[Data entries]
▼

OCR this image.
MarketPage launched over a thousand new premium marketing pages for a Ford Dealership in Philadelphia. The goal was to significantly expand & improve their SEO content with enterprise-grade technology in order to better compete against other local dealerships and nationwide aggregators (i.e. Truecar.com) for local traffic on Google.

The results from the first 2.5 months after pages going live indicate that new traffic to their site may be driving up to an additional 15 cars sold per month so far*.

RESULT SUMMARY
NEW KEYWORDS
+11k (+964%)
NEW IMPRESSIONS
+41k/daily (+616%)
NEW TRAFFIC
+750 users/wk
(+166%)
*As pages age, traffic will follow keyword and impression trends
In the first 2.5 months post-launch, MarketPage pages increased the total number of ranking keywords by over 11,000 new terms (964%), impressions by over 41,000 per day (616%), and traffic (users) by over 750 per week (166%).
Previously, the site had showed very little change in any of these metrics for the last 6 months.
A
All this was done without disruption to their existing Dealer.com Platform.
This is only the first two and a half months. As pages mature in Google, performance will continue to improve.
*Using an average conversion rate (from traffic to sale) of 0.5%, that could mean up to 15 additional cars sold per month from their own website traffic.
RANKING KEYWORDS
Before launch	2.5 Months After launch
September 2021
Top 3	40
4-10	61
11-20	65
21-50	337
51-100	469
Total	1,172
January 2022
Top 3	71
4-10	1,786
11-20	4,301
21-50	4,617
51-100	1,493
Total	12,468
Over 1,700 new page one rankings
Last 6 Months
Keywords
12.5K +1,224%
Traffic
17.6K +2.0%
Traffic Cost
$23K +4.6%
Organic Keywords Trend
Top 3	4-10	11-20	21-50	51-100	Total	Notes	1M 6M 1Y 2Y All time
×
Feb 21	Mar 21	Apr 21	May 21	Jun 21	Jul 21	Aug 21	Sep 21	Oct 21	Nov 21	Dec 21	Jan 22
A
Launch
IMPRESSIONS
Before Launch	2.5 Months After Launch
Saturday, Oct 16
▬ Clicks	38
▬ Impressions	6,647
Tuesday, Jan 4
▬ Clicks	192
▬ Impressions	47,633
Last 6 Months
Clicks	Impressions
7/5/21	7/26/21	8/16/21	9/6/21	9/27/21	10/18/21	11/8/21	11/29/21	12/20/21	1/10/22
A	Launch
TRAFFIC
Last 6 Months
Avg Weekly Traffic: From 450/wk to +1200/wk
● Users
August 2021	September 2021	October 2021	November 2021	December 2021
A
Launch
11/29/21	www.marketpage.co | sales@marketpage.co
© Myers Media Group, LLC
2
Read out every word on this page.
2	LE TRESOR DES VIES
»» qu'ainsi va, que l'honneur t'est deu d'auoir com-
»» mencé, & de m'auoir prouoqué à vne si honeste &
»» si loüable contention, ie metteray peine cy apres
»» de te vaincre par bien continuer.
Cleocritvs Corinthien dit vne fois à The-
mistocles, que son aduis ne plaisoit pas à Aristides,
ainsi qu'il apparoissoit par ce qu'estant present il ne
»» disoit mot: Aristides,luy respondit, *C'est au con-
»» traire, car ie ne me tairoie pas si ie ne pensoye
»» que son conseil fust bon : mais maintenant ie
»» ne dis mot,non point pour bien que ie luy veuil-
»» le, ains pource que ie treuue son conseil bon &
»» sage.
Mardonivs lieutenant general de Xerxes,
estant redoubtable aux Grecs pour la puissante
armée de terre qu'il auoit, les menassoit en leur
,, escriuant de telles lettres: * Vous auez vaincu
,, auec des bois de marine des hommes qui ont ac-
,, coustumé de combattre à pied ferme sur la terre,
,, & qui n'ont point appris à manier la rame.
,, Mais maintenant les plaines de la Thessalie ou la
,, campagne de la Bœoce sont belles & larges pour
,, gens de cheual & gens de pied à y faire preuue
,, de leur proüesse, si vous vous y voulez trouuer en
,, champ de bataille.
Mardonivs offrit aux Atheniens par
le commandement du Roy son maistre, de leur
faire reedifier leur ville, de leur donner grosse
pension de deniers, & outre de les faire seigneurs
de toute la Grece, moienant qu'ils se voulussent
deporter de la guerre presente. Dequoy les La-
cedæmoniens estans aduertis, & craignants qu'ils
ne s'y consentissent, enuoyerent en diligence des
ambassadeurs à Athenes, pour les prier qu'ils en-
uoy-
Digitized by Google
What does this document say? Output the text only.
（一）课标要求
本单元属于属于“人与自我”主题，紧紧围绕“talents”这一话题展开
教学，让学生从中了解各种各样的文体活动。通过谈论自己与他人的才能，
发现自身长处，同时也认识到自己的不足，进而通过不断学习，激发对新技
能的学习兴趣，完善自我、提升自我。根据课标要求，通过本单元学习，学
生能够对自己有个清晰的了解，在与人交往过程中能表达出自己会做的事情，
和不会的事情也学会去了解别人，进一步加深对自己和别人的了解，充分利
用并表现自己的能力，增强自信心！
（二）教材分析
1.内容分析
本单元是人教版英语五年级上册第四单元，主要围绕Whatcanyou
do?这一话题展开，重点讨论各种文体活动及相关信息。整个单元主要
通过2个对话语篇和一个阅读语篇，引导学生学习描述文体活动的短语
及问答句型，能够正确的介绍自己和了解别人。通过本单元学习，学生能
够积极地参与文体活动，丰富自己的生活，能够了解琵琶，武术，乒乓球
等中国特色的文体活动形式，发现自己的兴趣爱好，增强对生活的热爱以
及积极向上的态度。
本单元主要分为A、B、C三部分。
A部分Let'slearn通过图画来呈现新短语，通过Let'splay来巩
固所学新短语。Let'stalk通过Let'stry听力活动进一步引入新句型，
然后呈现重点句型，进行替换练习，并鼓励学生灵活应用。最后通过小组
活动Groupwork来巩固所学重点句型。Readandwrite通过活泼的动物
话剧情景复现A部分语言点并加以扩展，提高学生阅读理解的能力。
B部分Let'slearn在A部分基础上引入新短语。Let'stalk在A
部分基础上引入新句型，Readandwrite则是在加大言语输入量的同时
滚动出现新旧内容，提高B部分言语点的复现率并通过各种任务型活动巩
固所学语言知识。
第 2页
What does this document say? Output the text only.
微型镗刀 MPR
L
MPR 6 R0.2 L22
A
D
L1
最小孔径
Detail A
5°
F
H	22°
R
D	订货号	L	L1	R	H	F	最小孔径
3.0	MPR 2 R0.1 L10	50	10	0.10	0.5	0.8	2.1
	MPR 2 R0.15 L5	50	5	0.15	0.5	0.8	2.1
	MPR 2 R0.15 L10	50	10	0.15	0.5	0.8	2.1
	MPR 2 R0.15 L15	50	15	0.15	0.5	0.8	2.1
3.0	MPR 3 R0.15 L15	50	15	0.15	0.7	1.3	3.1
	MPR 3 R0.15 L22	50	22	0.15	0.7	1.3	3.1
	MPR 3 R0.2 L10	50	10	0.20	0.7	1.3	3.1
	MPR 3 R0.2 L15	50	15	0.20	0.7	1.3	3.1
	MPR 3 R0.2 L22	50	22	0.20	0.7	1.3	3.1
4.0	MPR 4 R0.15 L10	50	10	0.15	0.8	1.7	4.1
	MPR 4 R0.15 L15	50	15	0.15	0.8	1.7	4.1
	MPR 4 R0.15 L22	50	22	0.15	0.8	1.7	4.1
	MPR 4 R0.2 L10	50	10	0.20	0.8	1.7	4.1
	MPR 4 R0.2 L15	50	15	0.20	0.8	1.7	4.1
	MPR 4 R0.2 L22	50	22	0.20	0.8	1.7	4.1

▲

■ WHAT YOU SHOULD DO ■
Would you reproduce the material above in full, exactly as given?

■ TASK OUTPUT ■
OCR this image.
MarketPage launched over a thousand new premium marketing pages for a Ford Dealership in Philadelphia. The goal was to significantly expand & improve their SEO content with enterprise-grade technology in order to better compete against other local dealerships and nationwide aggregators (i.e. Truecar.com) for local traffic on Google.

The results from the first 2.5 months after pages going live indicate that new traffic to their site may be driving up to an additional 15 cars sold per month so far*.

RESULT SUMMARY
NEW KEYWORDS
+11k (+964%)
NEW IMPRESSIONS
+41k/daily (+616%)
NEW TRAFFIC
+750 users/wk
(+166%)
*As pages age, traffic will follow keyword and impression trends
In the first 2.5 months post-launch, MarketPage pages increased the total number of ranking keywords by over 11,000 new terms (964%), impressions by over 41,000 per day (616%), and traffic (users) by over 750 per week (166%).
Previously, the site had showed very little change in any of these metrics for the last 6 months.
A
All this was done without disruption to their existing Dealer.com Platform.
This is only the first two and a half months. As pages mature in Google, performance will continue to improve.
*Using an average conversion rate (from traffic to sale) of 0.5%, that could mean up to 15 additional cars sold per month from their own website traffic.
RANKING KEYWORDS
Before launch	2.5 Months After launch
September 2021
Top 3	40
4-10	61
11-20	65
21-50	337
51-100	469
Total	1,172
January 2022
Top 3	71
4-10	1,786
11-20	4,301
21-50	4,617
51-100	1,493
Total	12,468
Over 1,700 new page one rankings
Last 6 Months
Keywords
12.5K +1,224%
Traffic
17.6K +2.0%
Traffic Cost
$23K +4.6%
Organic Keywords Trend
Top 3	4-10	11-20	21-50	51-100	Total	Notes	1M 6M 1Y 2Y All time
×
Feb 21	Mar 21	Apr 21	May 21	Jun 21	Jul 21	Aug 21	Sep 21	Oct 21	Nov 21	Dec 21	Jan 22
A
Launch
IMPRESSIONS
Before Launch	2.5 Months After Launch
Saturday, Oct 16
▬ Clicks	38
▬ Impressions	6,647
Tuesday, Jan 4
▬ Clicks	192
▬ Impressions	47,633
Last 6 Months
Clicks	Impressions
7/5/21	7/26/21	8/16/21	9/6/21	9/27/21	10/18/21	11/8/21	11/29/21	12/20/21	1/10/22
A	Launch
TRAFFIC
Last 6 Months
Avg Weekly Traffic: From 450/wk to +1200/wk
● Users
August 2021	September 2021	October 2021	November 2021	December 2021
A
Launch
11/29/21	www.marketpage.co | sales@marketpage.co
© Myers Media Group, LLC
2
Read out every word on this page.
2	LE TRESOR DES VIES
»» qu'ainsi va, que l'honneur t'est deu d'auoir com-
»» mencé, & de m'auoir prouoqué à vne si honeste &
»» si loüable contention, ie metteray peine cy apres
»» de te vaincre par bien continuer.
Cleocritvs Corinthien dit vne fois à The-
mistocles, que son aduis ne plaisoit pas à Aristides,
ainsi qu'il apparoissoit par ce qu'estant present il ne
»» disoit mot: Aristides,luy respondit, *C'est au con-
»» traire, car ie ne me tairoie pas si ie ne pensoye
»» que son conseil fust bon : mais maintenant ie
»» ne dis mot,non point pour bien que ie luy veuil-
»» le, ains pource que ie treuue son conseil bon &
»» sage.
Mardonivs lieutenant general de Xerxes,
estant redoubtable aux Grecs pour la puissante
armée de terre qu'il auoit, les menassoit en leur
,, escriuant de telles lettres: * Vous auez vaincu
,, auec des bois de marine des hommes qui ont ac-
,, coustumé de combattre à pied ferme sur la terre,
,, & qui n'ont point appris à manier la rame.
,, Mais maintenant les plaines de la Thessalie ou la
,, campagne de la Bœoce sont belles & larges pour
,, gens de cheual & gens de pied à y faire preuue
,, de leur proüesse, si vous vous y voulez trouuer en
,, champ de bataille.
Mardonivs offrit aux Atheniens par
le commandement du Roy son maistre, de leur
faire reedifier leur ville, de leur donner grosse
pension de deniers, & outre de les faire seigneurs
de toute la Grece, moienant qu'ils se voulussent
deporter de la guerre presente. Dequoy les La-
cedæmoniens estans aduertis, & craignants qu'ils
ne s'y consentissent, enuoyerent en diligence des
ambassadeurs à Athenes, pour les prier qu'ils en-
uoy-
Digitized by Google
What does this document say? Output the text only.
（一）课标要求
本单元属于属于“人与自我”主题，紧紧围绕“talents”这一话题展开
教学，让学生从中了解各种各样的文体活动。通过谈论自己与他人的才能，
发现自身长处，同时也认识到自己的不足，进而通过不断学习，激发对新技
能的学习兴趣，完善自我、提升自我。根据课标要求，通过本单元学习，学
生能够对自己有个清晰的了解，在与人交往过程中能表达出自己会做的事情，
和不会的事情也学会去了解别人，进一步加深对自己和别人的了解，充分利
用并表现自己的能力，增强自信心！
（二）教材分析
1.内容分析
本单元是人教版英语五年级上册第四单元，主要围绕Whatcanyou
do?这一话题展开，重点讨论各种文体活动及相关信息。整个单元主要
通过2个对话语篇和一个阅读语篇，引导学生学习描述文体活动的短语
及问答句型，能够正确的介绍自己和了解别人。通过本单元学习，学生能
够积极地参与文体活动，丰富自己的生活，能够了解琵琶，武术，乒乓球
等中国特色的文体活动形式，发现自己的兴趣爱好，增强对生活的热爱以
及积极向上的态度。
本单元主要分为A、B、C三部分。
A部分Let'slearn通过图画来呈现新短语，通过Let'splay来巩
固所学新短语。Let'stalk通过Let'stry听力活动进一步引入新句型，
然后呈现重点句型，进行替换练习，并鼓励学生灵活应用。最后通过小组
活动Groupwork来巩固所学重点句型。Readandwrite通过活泼的动物
话剧情景复现A部分语言点并加以扩展，提高学生阅读理解的能力。
B部分Let'slearn在A部分基础上引入新短语。Let'stalk在A
部分基础上引入新句型，Readandwrite则是在加大言语输入量的同时
滚动出现新旧内容，提高B部分言语点的复现率并通过各种任务型活动巩
固所学语言知识。
第 2页
What does this document say? Output the text only.
微型镗刀 MPR
L
MPR 6 R0.2 L22
A
D
L1
最小孔径
Detail A
5°
F
H	22°
R
D	订货号	L	L1	R	H	F	最小孔径
3.0	MPR 2 R0.1 L10	50	10	0.10	0.5	0.8	2.1
	MPR 2 R0.15 L5	50	5	0.15	0.5	0.8	2.1
	MPR 2 R0.15 L10	50	10	0.15	0.5	0.8	2.1
	MPR 2 R0.15 L15	50	15	0.15	0.5	0.8	2.1
3.0	MPR 3 R0.15 L15	50	15	0.15	0.7	1.3	3.1
	MPR 3 R0.15 L22	50	22	0.15	0.7	1.3	3.1
	MPR 3 R0.2 L10	50	10	0.20	0.7	1.3	3.1
	MPR 3 R0.2 L15	50	15	0.20	0.7	1.3	3.1
	MPR 3 R0.2 L22	50	22	0.20	0.7	1.3	3.1
4.0	MPR 4 R0.15 L10	50	10	0.15	0.8	1.7	4.1
	MPR 4 R0.15 L15	50	15	0.15	0.8	1.7	4.1
	MPR 4 R0.15 L22	50	22	0.15	0.8	1.7	4.1
	MPR 4 R0.2 L10	50	10	0.20	0.8	1.7	4.1
	MPR 4 R0.2 L15	50	15	0.20	0.8	1.7	4.1
	MPR 4 R0.2 L22	50	22	0.20	0.8	1.7	4.1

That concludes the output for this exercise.